• [Kaynak belge]
_____
Dersin ses dosyası
"-ilk harf ‘Ayın; kelime de merfû‘ kılınarak ‘ışâvetün şeklinde okunmuştur.Bu son okuyuşta kelime, [“ışık yetersizliğinden az / alaca görmek” anlamına gelen] el‘işâ kökünden türetilmiş olmaktadır. "
Onların gözlerinde perde vardır; onlar tam göremezler. Çünkü bakış açıları alacalıdır. Çünkü basîretleriyle görmüyorlar. Çıplak gözle görmeye çalışıyorlar o yüzden de onlar anlayamaz.
"[196] ‘Azâb , hem anlam hem de yapı olarak nekâl kelimesine benzer. Zira bir kimse kendini bir şeyden geri tuttuğu zaman onu ifade etmek için a‘zebe ‘ani’ş-şey’i denildiği gibi nekel ‘anhu da denilir. Tuzlu suyun aksine tatlı su insanın susuzluğunu giderip yatıştırdığı için, ona ‘azb denmiştir. -Tuzlu su ise susuzluğu daha da artırır, kızıştırır. Tatlı suya, susuzluğu kırdığı için نقا خ ismi vermeleri de, buna delâlet etmektedir. Tatlı suya, kalp açısından susuzluğu kırıp yok ettiğinden furât da denilmiştir.- Ancak daha sonra kelime anlam genişlemesine uğramış ve suç işleyeni suçu tekrarlamaktan caydırmak üzere verilen cezalandırma [nekâl] şeklinde olmasa da, her türlü ağır cezaya azap denmiştir. "
_____
• [Yapılacak görevler]
(1) Kaynak belgeye göre tatlı suya neden ‘azb denmiştir?
(2) Listenin başından "chevron-down-icon (693, 227, 703, 234)" içeren satıra kadar (bu satır dahil) olan kısmı, "fundamental-value" ifadesini "fundamental-metric" ile değiştirerek yeniden yazın.
_____
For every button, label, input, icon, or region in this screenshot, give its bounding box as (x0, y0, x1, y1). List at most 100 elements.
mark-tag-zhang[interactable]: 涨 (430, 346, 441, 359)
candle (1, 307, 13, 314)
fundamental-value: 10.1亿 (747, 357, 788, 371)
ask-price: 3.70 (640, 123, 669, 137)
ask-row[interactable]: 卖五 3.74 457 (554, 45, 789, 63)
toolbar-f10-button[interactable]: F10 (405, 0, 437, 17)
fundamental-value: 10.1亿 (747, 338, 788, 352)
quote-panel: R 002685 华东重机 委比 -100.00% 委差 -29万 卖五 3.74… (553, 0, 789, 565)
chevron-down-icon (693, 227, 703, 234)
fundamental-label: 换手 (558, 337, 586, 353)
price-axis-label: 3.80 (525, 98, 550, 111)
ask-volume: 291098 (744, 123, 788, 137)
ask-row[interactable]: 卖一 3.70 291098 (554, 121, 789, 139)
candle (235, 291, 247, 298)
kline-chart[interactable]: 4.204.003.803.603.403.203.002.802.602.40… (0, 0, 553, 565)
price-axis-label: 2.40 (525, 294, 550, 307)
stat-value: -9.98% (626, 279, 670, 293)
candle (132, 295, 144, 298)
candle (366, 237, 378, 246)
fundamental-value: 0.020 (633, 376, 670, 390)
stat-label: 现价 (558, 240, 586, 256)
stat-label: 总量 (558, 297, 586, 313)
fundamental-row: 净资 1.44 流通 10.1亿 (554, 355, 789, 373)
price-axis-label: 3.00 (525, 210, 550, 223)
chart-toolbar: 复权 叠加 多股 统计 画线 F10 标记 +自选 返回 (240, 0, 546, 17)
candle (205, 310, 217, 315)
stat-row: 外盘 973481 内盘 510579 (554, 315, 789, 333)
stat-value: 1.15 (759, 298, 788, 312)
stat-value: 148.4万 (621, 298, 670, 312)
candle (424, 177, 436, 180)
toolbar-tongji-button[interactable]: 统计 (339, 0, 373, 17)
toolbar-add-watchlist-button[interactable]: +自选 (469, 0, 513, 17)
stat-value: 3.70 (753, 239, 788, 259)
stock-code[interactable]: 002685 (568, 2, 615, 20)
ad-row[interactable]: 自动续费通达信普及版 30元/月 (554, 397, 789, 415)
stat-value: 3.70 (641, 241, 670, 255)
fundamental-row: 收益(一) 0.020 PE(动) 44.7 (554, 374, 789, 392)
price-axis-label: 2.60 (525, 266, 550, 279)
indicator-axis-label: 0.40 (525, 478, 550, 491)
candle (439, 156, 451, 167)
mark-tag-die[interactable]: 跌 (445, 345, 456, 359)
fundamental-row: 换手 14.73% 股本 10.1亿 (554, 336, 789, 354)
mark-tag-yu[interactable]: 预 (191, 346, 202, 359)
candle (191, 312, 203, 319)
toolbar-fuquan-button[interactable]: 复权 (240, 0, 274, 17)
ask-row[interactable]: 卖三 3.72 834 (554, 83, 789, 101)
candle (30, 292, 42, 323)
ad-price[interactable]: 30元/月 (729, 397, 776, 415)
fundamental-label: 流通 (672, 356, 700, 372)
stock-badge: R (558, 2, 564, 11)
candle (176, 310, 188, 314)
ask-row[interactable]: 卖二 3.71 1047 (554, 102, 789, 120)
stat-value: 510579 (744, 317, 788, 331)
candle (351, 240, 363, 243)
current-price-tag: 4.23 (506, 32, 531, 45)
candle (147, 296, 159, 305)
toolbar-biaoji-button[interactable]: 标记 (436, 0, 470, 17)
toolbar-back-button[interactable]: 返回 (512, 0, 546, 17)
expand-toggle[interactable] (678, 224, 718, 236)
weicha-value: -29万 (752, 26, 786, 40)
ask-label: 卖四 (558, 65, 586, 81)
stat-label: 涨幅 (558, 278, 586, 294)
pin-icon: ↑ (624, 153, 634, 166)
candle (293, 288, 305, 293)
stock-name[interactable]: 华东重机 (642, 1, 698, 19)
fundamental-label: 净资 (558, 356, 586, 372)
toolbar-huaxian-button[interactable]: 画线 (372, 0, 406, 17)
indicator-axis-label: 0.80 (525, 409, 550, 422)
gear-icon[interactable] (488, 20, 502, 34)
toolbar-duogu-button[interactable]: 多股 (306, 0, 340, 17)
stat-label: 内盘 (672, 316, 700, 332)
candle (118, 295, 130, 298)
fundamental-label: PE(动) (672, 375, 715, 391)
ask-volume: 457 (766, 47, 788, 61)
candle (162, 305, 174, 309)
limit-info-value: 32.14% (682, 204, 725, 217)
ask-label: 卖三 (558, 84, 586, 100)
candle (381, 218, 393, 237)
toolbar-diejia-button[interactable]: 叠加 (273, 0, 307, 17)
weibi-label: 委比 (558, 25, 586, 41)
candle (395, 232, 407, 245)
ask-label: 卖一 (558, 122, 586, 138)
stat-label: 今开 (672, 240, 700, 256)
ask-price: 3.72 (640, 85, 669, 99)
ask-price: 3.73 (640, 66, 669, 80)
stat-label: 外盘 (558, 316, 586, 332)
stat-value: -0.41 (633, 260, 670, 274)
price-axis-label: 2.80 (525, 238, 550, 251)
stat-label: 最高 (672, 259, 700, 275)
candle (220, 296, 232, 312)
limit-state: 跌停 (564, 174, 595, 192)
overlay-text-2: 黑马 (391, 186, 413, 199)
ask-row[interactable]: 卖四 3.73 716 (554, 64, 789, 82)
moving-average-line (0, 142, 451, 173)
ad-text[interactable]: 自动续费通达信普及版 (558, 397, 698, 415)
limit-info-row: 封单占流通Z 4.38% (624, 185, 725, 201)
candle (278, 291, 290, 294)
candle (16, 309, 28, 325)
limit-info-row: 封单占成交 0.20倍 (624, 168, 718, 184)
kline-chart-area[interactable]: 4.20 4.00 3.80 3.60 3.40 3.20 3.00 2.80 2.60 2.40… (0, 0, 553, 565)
_____
• [Yazılı yanıtlar]
(1) Tuzlu suyun aksine insanın susuzluğunu giderip yatıştırdığı için.

(2)
For every button, label, input, icon, or region in this screenshot, give its bounding box as (x0, y0, x1, y1). List at most 100 elements.
mark-tag-zhang[interactable]: 涨 (430, 346, 441, 359)
candle (1, 307, 13, 314)
fundamental-metric: 10.1亿 (747, 357, 788, 371)
ask-price: 3.70 (640, 123, 669, 137)
ask-row[interactable]: 卖五 3.74 457 (554, 45, 789, 63)
toolbar-f10-button[interactable]: F10 (405, 0, 437, 17)
fundamental-metric: 10.1亿 (747, 338, 788, 352)
quote-panel: R 002685 华东重机 委比 -100.00% 委差 -29万 卖五 3.74… (553, 0, 789, 565)
chevron-down-icon (693, 227, 703, 234)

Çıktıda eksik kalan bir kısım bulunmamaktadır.